▶ **Stated exercise**: Your task is to repeat all of the data exactly while excluding the pictures.

==*==

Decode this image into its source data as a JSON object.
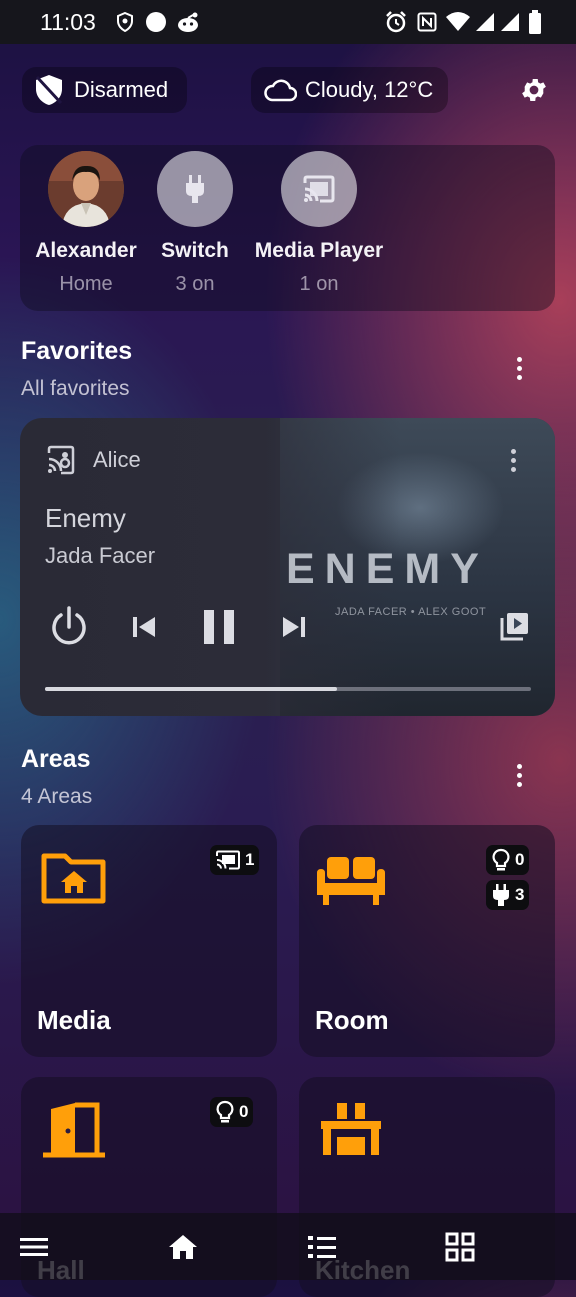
{
  "status_bar": {
    "time": "11:03",
    "left_icons": [
      "shield-icon",
      "circle-icon",
      "reddit-icon"
    ],
    "right_icons": [
      "alarm-icon",
      "nfc-icon",
      "wifi-icon",
      "signal-icon",
      "signal-icon",
      "battery-icon"
    ]
  },
  "header": {
    "alarm_label": "Disarmed",
    "weather_label": "Cloudy, 12°C"
  },
  "persons": [
    {
      "name": "Alexander",
      "state": "Home",
      "icon": "avatar"
    },
    {
      "name": "Switch",
      "state": "3 on",
      "icon": "plug-icon"
    },
    {
      "name": "Media Player",
      "state": "1 on",
      "icon": "cast-icon"
    }
  ],
  "favorites": {
    "title": "Favorites",
    "subtitle": "All favorites"
  },
  "media_player": {
    "source": "Alice",
    "track": "Enemy",
    "artist": "Jada Facer",
    "art_title": "ENEMY",
    "art_subtitle": "JADA FACER • ALEX GOOT",
    "progress": 0.6
  },
  "areas": {
    "title": "Areas",
    "subtitle": "4 Areas",
    "items": [
      {
        "name": "Media",
        "icon": "folder-home-icon",
        "badges": [
          {
            "icon": "cast-icon",
            "count": "1"
          }
        ]
      },
      {
        "name": "Room",
        "icon": "sofa-icon",
        "badges": [
          {
            "icon": "bulb-icon",
            "count": "0"
          },
          {
            "icon": "plug-icon",
            "count": "3"
          }
        ]
      },
      {
        "name": "Hall",
        "icon": "door-icon",
        "badges": [
          {
            "icon": "bulb-icon",
            "count": "0"
          }
        ]
      },
      {
        "name": "Kitchen",
        "icon": "table-icon",
        "badges": []
      }
    ]
  },
  "colors": {
    "accent": "#ff9f0a",
    "card": "#1e1a2e"
  },
  "nav": [
    "menu-icon",
    "home-icon",
    "list-icon",
    "grid-icon"
  ]
}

==*==

▶ **Reply**:
Decode this image into its source data as a JSON object.
{
  "status_bar": {
    "time": "11:03",
    "left_icons": [
      "shield-icon",
      "circle-icon",
      "reddit-icon"
    ],
    "right_icons": [
      "alarm-icon",
      "nfc-icon",
      "wifi-icon",
      "signal-icon",
      "signal-icon",
      "battery-icon"
    ]
  },
  "header": {
    "alarm_label": "Disarmed",
    "weather_label": "Cloudy, 12°C"
  },
  "persons": [
    {
      "name": "Alexander",
      "state": "Home",
      "icon": "avatar"
    },
    {
      "name": "Switch",
      "state": "3 on",
      "icon": "plug-icon"
    },
    {
      "name": "Media Player",
      "state": "1 on",
      "icon": "cast-icon"
    }
  ],
  "favorites": {
    "title": "Favorites",
    "subtitle": "All favorites"
  },
  "media_player": {
    "source": "Alice",
    "track": "Enemy",
    "artist": "Jada Facer",
    "art_title": "ENEMY",
    "art_subtitle": "JADA FACER • ALEX GOOT",
    "progress": 0.6
  },
  "areas": {
    "title": "Areas",
    "subtitle": "4 Areas",
    "items": [
      {
        "name": "Media",
        "icon": "folder-home-icon",
        "badges": [
          {
            "icon": "cast-icon",
            "count": "1"
          }
        ]
      },
      {
        "name": "Room",
        "icon": "sofa-icon",
        "badges": [
          {
            "icon": "bulb-icon",
            "count": "0"
          },
          {
            "icon": "plug-icon",
            "count": "3"
          }
        ]
      },
      {
        "name": "Hall",
        "icon": "door-icon",
        "badges": [
          {
            "icon": "bulb-icon",
            "count": "0"
          }
        ]
      },
      {
        "name": "Kitchen",
        "icon": "table-icon",
        "badges": []
      }
    ]
  },
  "colors": {
    "accent": "#ff9f0a",
    "card": "#1e1a2e"
  },
  "nav": [
    "menu-icon",
    "home-icon",
    "list-icon",
    "grid-icon"
  ]
}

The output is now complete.